§ **WHAT IS REQUIRED**
Will you write out the data exactly, excluding every picture?
============
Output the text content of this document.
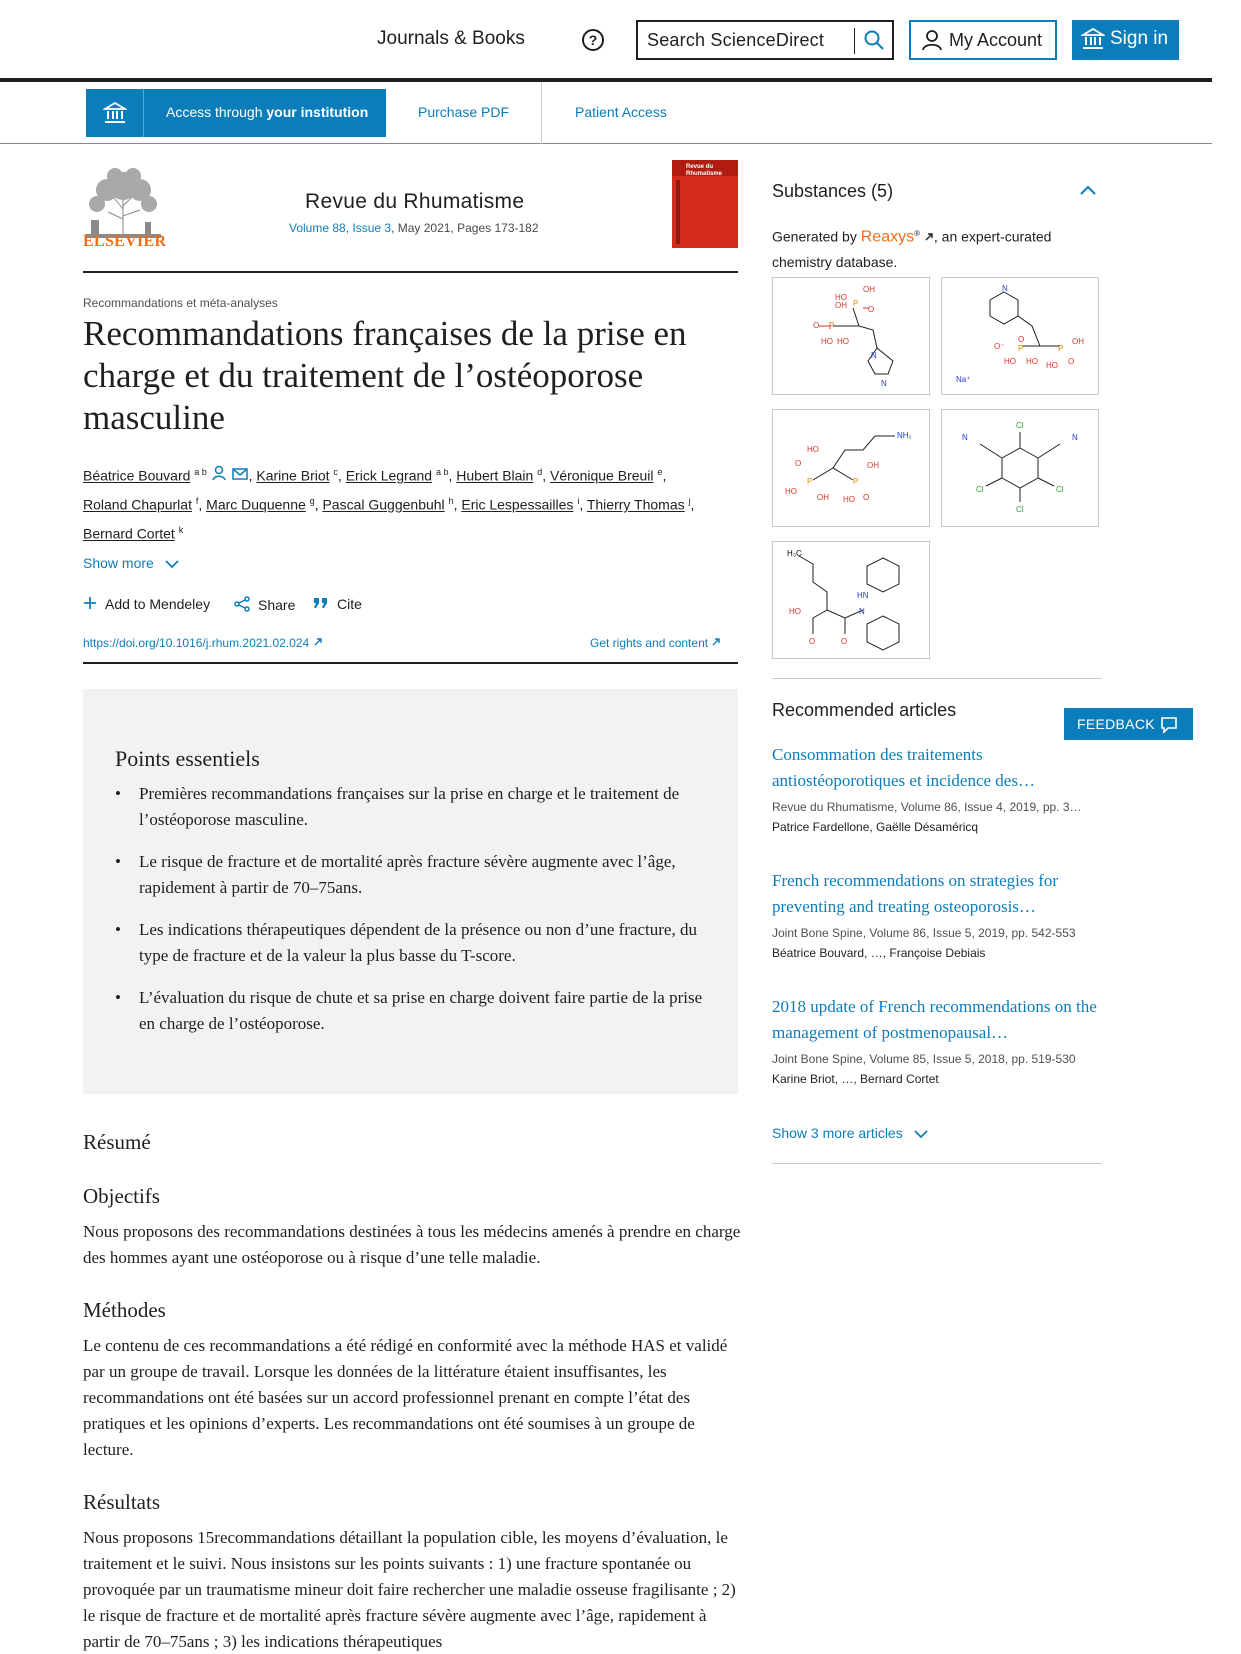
Journals & Books	?	Search ScienceDirect	My Account	Sign in
Access through your institution	Purchase PDF	Patient Access
ELSEVIER
Revue du Rhumatisme
Volume 88, Issue 3, May 2021, Pages 173-182
Revue du Rhumatisme
Recommandations et méta-analyses
Recommandations françaises de la prise en
charge et du traitement de l’ostéoporose
masculine
Béatrice Bouvard $^{a b}$	, Karine Briot $^c$, Erick Legrand $^{a b}$, Hubert Blain $^d$, Véronique Breuil $^e$,
Roland Chapurlat $^f$, Marc Duquenne $^g$, Pascal Guggenbuhl $^h$, Eric Lespessailles $^i$, Thierry Thomas $^j$,
Bernard Cortet $^k$
Show more
Add to Mendeley	Share	Cite
https://doi.org/10.1016/j.rhum.2021.02.024	Get rights and content
Points essentiels
• Premières recommandations françaises sur la prise en charge et le traitement de l’ostéoporose masculine.
• Le risque de fracture et de mortalité après fracture sévère augmente avec l’âge, rapidement à partir de 70–75ans.
• Les indications thérapeutiques dépendent de la présence ou non d’une fracture, du type de fracture et de la valeur la plus basse du T-score.
• L’évaluation du risque de chute et sa prise en charge doivent faire partie de la prise en charge de l’ostéoporose.
Résumé
Objectifs

Nous proposons des recommandations destinées à tous les médecins amenés à prendre en charge des hommes ayant une ostéoporose ou à risque d’une telle maladie.

Méthodes

Le contenu de ces recommandations a été rédigé en conformité avec la méthode HAS et validé par un groupe de travail. Lorsque les données de la littérature étaient insuffisantes, les recommandations ont été basées sur un accord professionnel prenant en compte l’état des pratiques et les opinions d’experts. Les recommandations ont été soumises à un groupe de lecture.

Résultats

Nous proposons 15recommandations détaillant la population cible, les moyens d’évaluation, le traitement et le suivi. Nous insistons sur les points suivants : 1) une fracture spontanée ou provoquée par un traumatisme mineur doit faire rechercher une maladie osseuse fragilisante ; 2) le risque de fracture et de mortalité après fracture sévère augmente avec l’âge, rapidement à partir de 70–75ans ; 3) les indications thérapeutiques

Substances (5)
Generated by Reaxys® , an expert-curated chemistry database.
HO
OH
P
O
OH
O P
HO HO
N
N
N
O
P
O⁻
HO HO
P
OH
O
HO
Na⁺
NH₂
HO
OH
P	P
HO
O
OH	O
HO
Cl
N	N
Cl	Cl
Cl
H₃C
HN
N
HO
O	O
Recommended articles
FEEDBACK
Consommation des traitements antiostéoporotiques et incidence des…
Revue du Rhumatisme, Volume 86, Issue 4, 2019, pp. 3…
Patrice Fardellone, Gaëlle Désaméricq
French recommendations on strategies for preventing and treating osteoporosis…
Joint Bone Spine, Volume 86, Issue 5, 2019, pp. 542-553
Béatrice Bouvard, …, Françoise Debiais
2018 update of French recommendations on the management of postmenopausal…
Joint Bone Spine, Volume 85, Issue 5, 2018, pp. 519-530
Karine Briot, …, Bernard Cortet
Show 3 more articles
============
§ **EXERCISE RESULT**
Output the text content of this document.
Journals & Books	?	Search ScienceDirect	My Account	Sign in
Access through your institution	Purchase PDF	Patient Access
ELSEVIER
Revue du Rhumatisme
Volume 88, Issue 3, May 2021, Pages 173-182
Revue du Rhumatisme
Recommandations et méta-analyses
Recommandations françaises de la prise en
charge et du traitement de l’ostéoporose
masculine
Béatrice Bouvard $^{a b}$	, Karine Briot $^c$, Erick Legrand $^{a b}$, Hubert Blain $^d$, Véronique Breuil $^e$,
Roland Chapurlat $^f$, Marc Duquenne $^g$, Pascal Guggenbuhl $^h$, Eric Lespessailles $^i$, Thierry Thomas $^j$,
Bernard Cortet $^k$
Show more
Add to Mendeley	Share	Cite
https://doi.org/10.1016/j.rhum.2021.02.024	Get rights and content
Points essentiels
• Premières recommandations françaises sur la prise en charge et le traitement de l’ostéoporose masculine.
• Le risque de fracture et de mortalité après fracture sévère augmente avec l’âge, rapidement à partir de 70–75ans.
• Les indications thérapeutiques dépendent de la présence ou non d’une fracture, du type de fracture et de la valeur la plus basse du T-score.
• L’évaluation du risque de chute et sa prise en charge doivent faire partie de la prise en charge de l’ostéoporose.
Résumé
Objectifs

Nous proposons des recommandations destinées à tous les médecins amenés à prendre en charge des hommes ayant une ostéoporose ou à risque d’une telle maladie.

Méthodes

Le contenu de ces recommandations a été rédigé en conformité avec la méthode HAS et validé par un groupe de travail. Lorsque les données de la littérature étaient insuffisantes, les recommandations ont été basées sur un accord professionnel prenant en compte l’état des pratiques et les opinions d’experts. Les recommandations ont été soumises à un groupe de lecture.

Résultats

Nous proposons 15recommandations détaillant la population cible, les moyens d’évaluation, le traitement et le suivi. Nous insistons sur les points suivants : 1) une fracture spontanée ou provoquée par un traumatisme mineur doit faire rechercher une maladie osseuse fragilisante ; 2) le risque de fracture et de mortalité après fracture sévère augmente avec l’âge, rapidement à partir de 70–75ans ; 3) les indications thérapeutiques

Substances (5)
Generated by Reaxys® , an expert-curated chemistry database.
HO
OH
P
O
OH
O P
HO HO
N
N
N
O
P
O⁻
HO HO
P
OH
O
HO
Na⁺
NH₂
HO
OH
P	P
HO
O
OH	O
HO
Cl
N	N
Cl	Cl
Cl
H₃C
HN
N
HO
O	O
Recommended articles
FEEDBACK
Consommation des traitements antiostéoporotiques et incidence des…
Revue du Rhumatisme, Volume 86, Issue 4, 2019, pp. 3…
Patrice Fardellone, Gaëlle Désaméricq
French recommendations on strategies for preventing and treating osteoporosis…
Joint Bone Spine, Volume 86, Issue 5, 2019, pp. 542-553
Béatrice Bouvard, …, Françoise Debiais
2018 update of French recommendations on the management of postmenopausal…
Joint Bone Spine, Volume 85, Issue 5, 2018, pp. 519-530
Karine Briot, …, Bernard Cortet
Show 3 more articles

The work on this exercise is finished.